Sweet peas and mint naturally complement each other with their delightful­ly delicate, fresh flavours.

Katz amplifies the peas taste and nutritiona­l content by adding pea shoots to the saute.

As for texture, the sauteed butter lettuce counterbal­ances the mealiness of the peas, making for a smooth consistenc­y.

Makes 6 servings Prep time: 10 minutes Cook time: 15 minutes Ingredient­s

2 tbs extra virgin olive oil 1 large leek, white part only, rinsed and chopped Sea salt ¼ tsp freshly ground black pepper 300g frozen sweet peas, defrosted, or 465g freshly shelled peas 1 small head butter lettuce, torn into pieces 1 cup pea sprouts 2 tbs coarsely chopped mint, plus more for garnish 1.5 litres chicken stock 1 tbs freshly squeezed lemon juice, plus more if needed 6 tbs full-fat plain yoghurt, for garnish Pea shoots, for garnish (optional)

Method

Heat the olive oil in a soup pot over medium heat, then add the leek, a pinch of salt and the pepper and saute until translucen­t, about 5 minutes. Stir in the peas and the lettuce and another pinch of salt. Pour in 125ml of the stock to deglaze the pot, stirring to loosen any bits stuck to the bottom, and cook until the liquid is reduced by half. Remove from the heat.

Pour one-third of the remaining stock into a blender, add one-third of the vegetable mixture, one-third of the pea sprouts and the mint. Blend until smooth. Transfer to a soup pot over low heat.

Divide the remaining stock in half and repeat the process two more times. Stir in the lemon juice and ½ teaspoon salt. Taste; you may want to add an additional squeeze of lemon and a pinches of salt.

Serve garnished with the yoghurt, pea shoots and a bit of mint, or store in an airtight container in the refrigerat­or for up to five days or in the freezer for up to three months.

Collected data:
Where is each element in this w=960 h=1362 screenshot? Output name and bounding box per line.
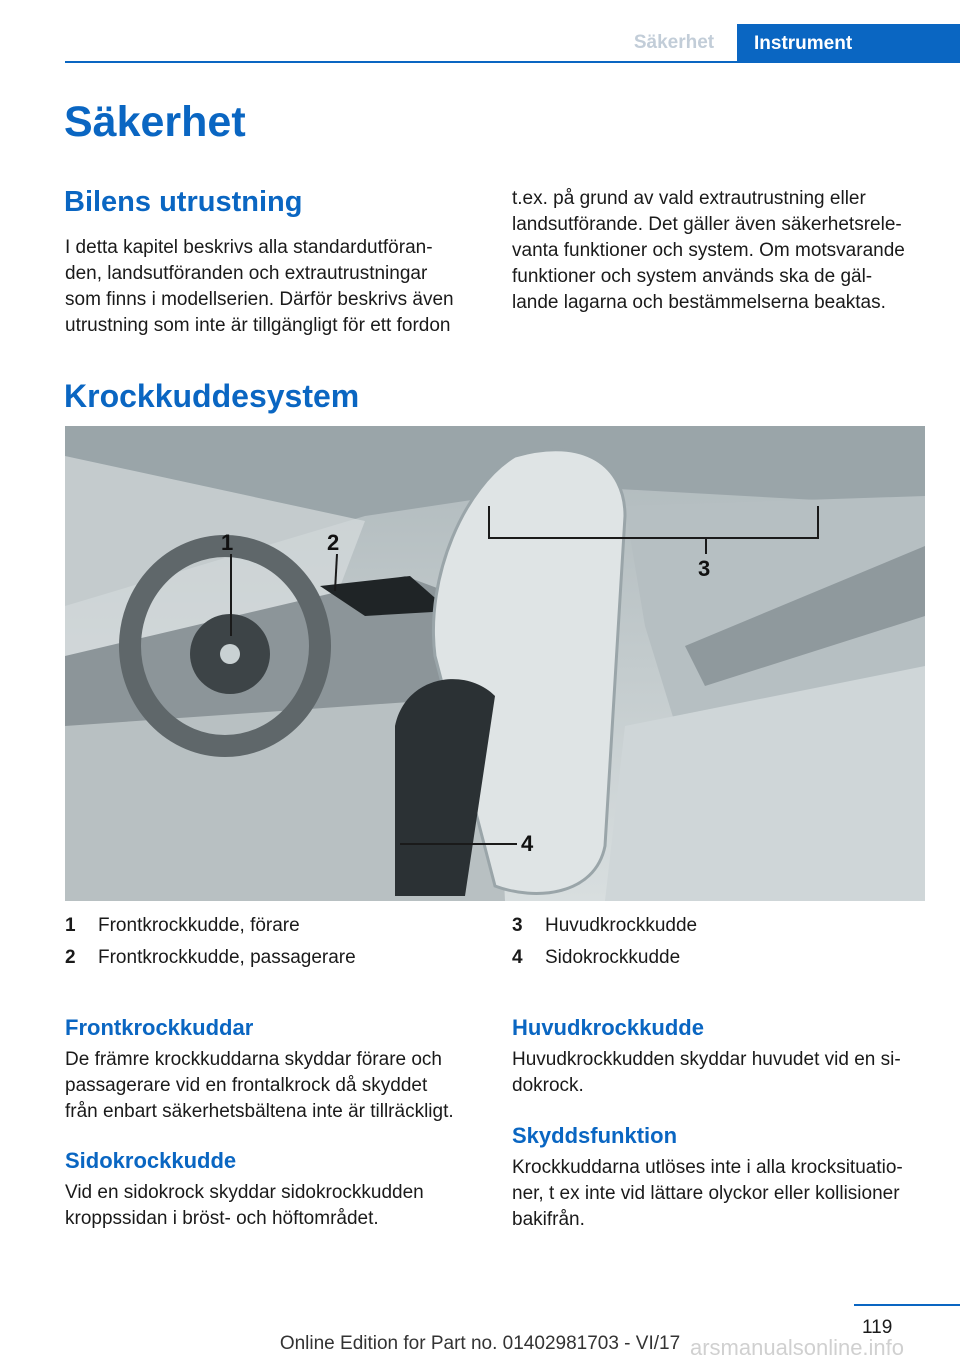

What is needed:
Do these statements agree with the pea soup recipe? Answer yes or no for each and quote the words from the recipe that decide it. 1. The leek is sauteed for about 5 minutes. 2. The soup keeps in the freezer for up to six months. 3. The recipe makes 4 servings. Work only from what the text itself says.

Task output:
1. Yes: "about 5 minutes"
2. No: "in the freezer for up to three months"
3. No: "Makes 6 servings"